• **Task directions**
Work out the number of lines in the listing that include the string "Teachers". Reply with that number alone.

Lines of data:
----
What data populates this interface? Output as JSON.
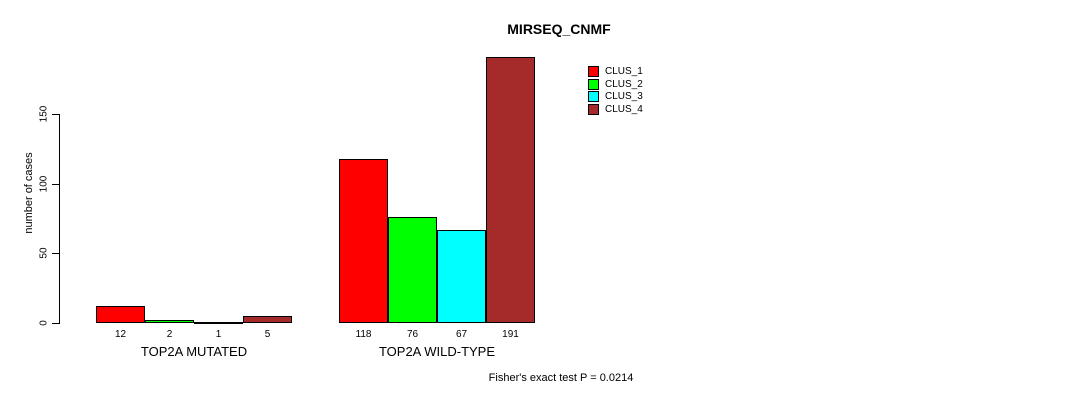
{
  "chart_data": {
    "type": "bar",
    "title": "MIRSEQ_CNMF",
    "xlabel": "",
    "ylabel": "number of cases",
    "ylim": [
      0,
      150
    ],
    "yticks": [
      0,
      50,
      100,
      150
    ],
    "grid": false,
    "legend_position": "top-right",
    "groups": [
      {
        "label": "TOP2A MUTATED",
        "values": [
          12,
          2,
          1,
          5
        ]
      },
      {
        "label": "TOP2A WILD-TYPE",
        "values": [
          118,
          76,
          67,
          191
        ]
      }
    ],
    "series": [
      {
        "name": "CLUS_1",
        "color": "#FF0000"
      },
      {
        "name": "CLUS_2",
        "color": "#00FF00"
      },
      {
        "name": "CLUS_3",
        "color": "#00FFFF"
      },
      {
        "name": "CLUS_4",
        "color": "#A52A2A"
      }
    ],
    "annotation": "Fisher's exact test P = 0.0214"
  },
  "colors": {
    "background": "#FFFFFF",
    "axis": "#000000",
    "text": "#000000"
  }
}
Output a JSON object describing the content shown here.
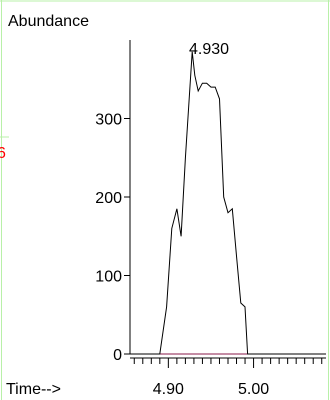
{
  "chart_data": {
    "type": "line",
    "ylabel": "Abundance",
    "xlabel": "Time-->",
    "peak_label": "4.930",
    "x_ticks": [
      "4.90",
      "5.00"
    ],
    "x_tick_values": [
      4.9,
      5.0
    ],
    "y_ticks": [
      "0",
      "100",
      "200",
      "300"
    ],
    "y_tick_values": [
      0,
      100,
      200,
      300
    ],
    "xlim": [
      4.855,
      5.085
    ],
    "ylim": [
      0,
      400
    ],
    "series": [
      {
        "x": [
          4.855,
          4.89,
          4.898,
          4.904,
          4.91,
          4.915,
          4.92,
          4.928,
          4.931,
          4.935,
          4.94,
          4.945,
          4.95,
          4.955,
          4.96,
          4.965,
          4.97,
          4.975,
          4.98,
          4.985,
          4.99,
          4.993,
          4.998,
          5.085
        ],
        "y": [
          0,
          0,
          60,
          160,
          185,
          150,
          250,
          385,
          355,
          335,
          345,
          345,
          340,
          340,
          325,
          200,
          180,
          185,
          125,
          65,
          60,
          0,
          0,
          0
        ]
      }
    ],
    "colors": {
      "line": "#000000",
      "baseline": "#8a1a4a",
      "frame": "#b8f0a8",
      "axis": "#000000"
    },
    "margin_mark": "6"
  }
}
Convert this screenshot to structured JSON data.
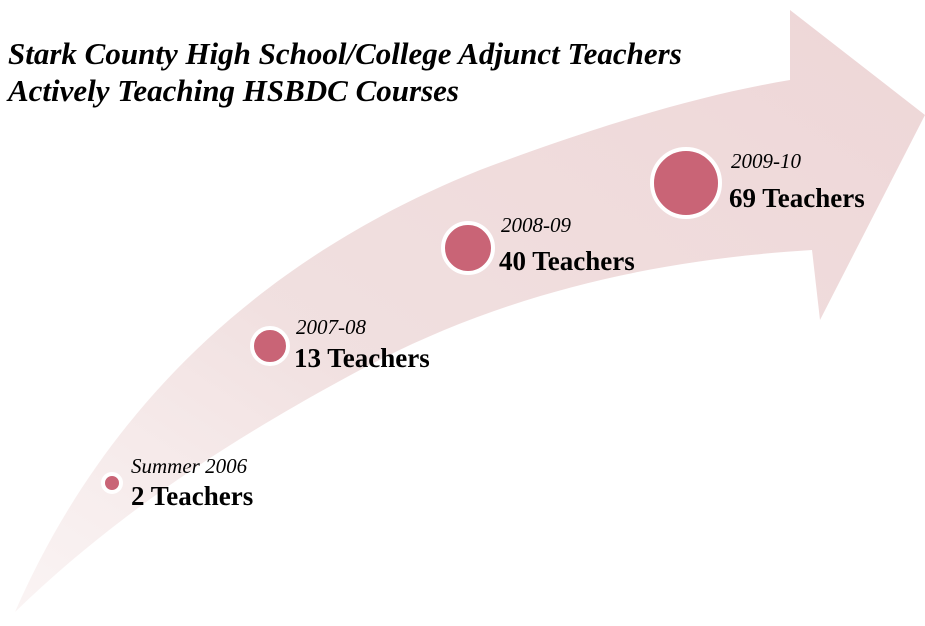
{
  "title": {
    "line1": "Stark County High School/College Adjunct Teachers",
    "line2": "Actively Teaching HSBDC Courses"
  },
  "nodes": [
    {
      "period": "Summer 2006",
      "label": "2 Teachers"
    },
    {
      "period": "2007-08",
      "label": "13 Teachers"
    },
    {
      "period": "2008-09",
      "label": "40 Teachers"
    },
    {
      "period": "2009-10",
      "label": "69 Teachers"
    }
  ]
}
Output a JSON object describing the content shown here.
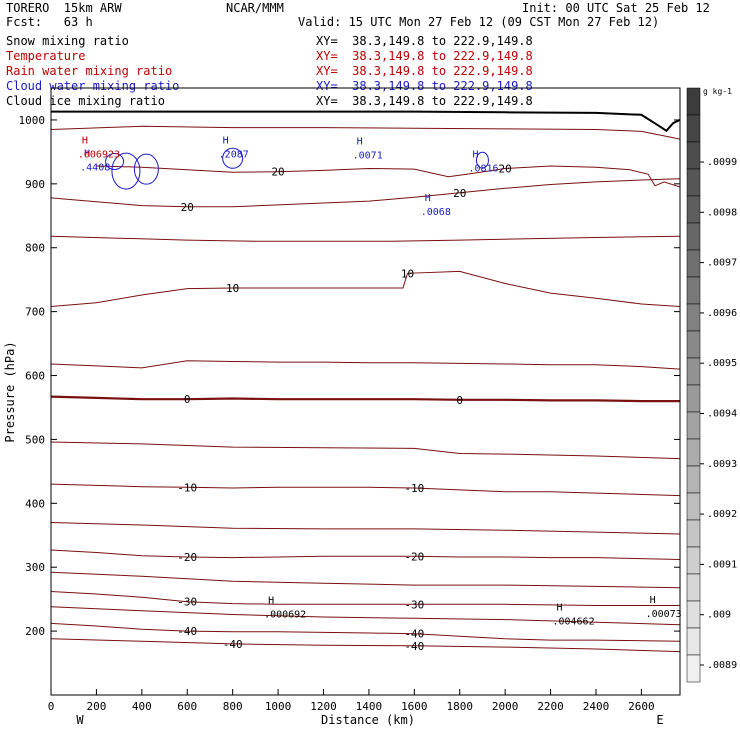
----
• **Reply**
5